_Record list_:

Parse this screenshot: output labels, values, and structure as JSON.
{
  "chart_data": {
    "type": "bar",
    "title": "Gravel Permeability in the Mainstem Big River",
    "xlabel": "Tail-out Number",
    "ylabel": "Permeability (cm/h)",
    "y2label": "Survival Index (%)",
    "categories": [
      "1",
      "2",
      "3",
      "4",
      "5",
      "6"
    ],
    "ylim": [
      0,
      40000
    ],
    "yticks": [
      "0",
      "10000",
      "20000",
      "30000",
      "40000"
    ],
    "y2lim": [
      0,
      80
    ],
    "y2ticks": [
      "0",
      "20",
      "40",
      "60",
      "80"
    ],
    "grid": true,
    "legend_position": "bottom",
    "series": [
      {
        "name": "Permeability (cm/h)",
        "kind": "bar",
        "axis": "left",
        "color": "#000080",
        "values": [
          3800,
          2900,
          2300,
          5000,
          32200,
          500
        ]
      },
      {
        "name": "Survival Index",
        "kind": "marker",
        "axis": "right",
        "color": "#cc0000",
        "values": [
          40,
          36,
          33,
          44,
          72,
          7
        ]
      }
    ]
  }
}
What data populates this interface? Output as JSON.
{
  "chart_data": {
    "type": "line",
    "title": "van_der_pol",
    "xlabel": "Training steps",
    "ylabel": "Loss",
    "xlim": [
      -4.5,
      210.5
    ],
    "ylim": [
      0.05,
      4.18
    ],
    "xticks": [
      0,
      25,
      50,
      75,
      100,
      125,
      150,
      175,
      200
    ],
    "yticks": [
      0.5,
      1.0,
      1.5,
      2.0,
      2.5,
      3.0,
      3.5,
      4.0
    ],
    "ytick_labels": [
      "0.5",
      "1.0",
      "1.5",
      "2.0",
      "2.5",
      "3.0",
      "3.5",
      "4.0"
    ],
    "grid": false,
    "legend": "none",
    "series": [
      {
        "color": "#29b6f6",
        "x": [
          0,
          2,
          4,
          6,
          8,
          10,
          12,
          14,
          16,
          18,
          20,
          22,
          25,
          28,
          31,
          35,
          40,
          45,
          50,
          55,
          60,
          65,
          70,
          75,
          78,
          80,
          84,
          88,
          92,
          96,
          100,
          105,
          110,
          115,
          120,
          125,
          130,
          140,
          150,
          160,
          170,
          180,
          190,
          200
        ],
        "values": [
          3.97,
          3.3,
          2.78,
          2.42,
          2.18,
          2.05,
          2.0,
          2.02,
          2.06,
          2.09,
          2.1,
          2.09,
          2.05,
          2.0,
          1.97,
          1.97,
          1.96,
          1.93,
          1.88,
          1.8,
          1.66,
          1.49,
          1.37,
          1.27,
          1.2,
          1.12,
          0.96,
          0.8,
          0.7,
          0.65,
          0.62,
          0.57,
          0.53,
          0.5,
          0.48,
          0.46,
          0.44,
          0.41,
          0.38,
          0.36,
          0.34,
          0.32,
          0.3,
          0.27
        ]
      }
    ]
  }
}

_What you will do_:
Pick out each line in the material containing "title".

_Output_:
    "title": "Gravel Permeability in the Mainstem Big River",
    "title": "van_der_pol",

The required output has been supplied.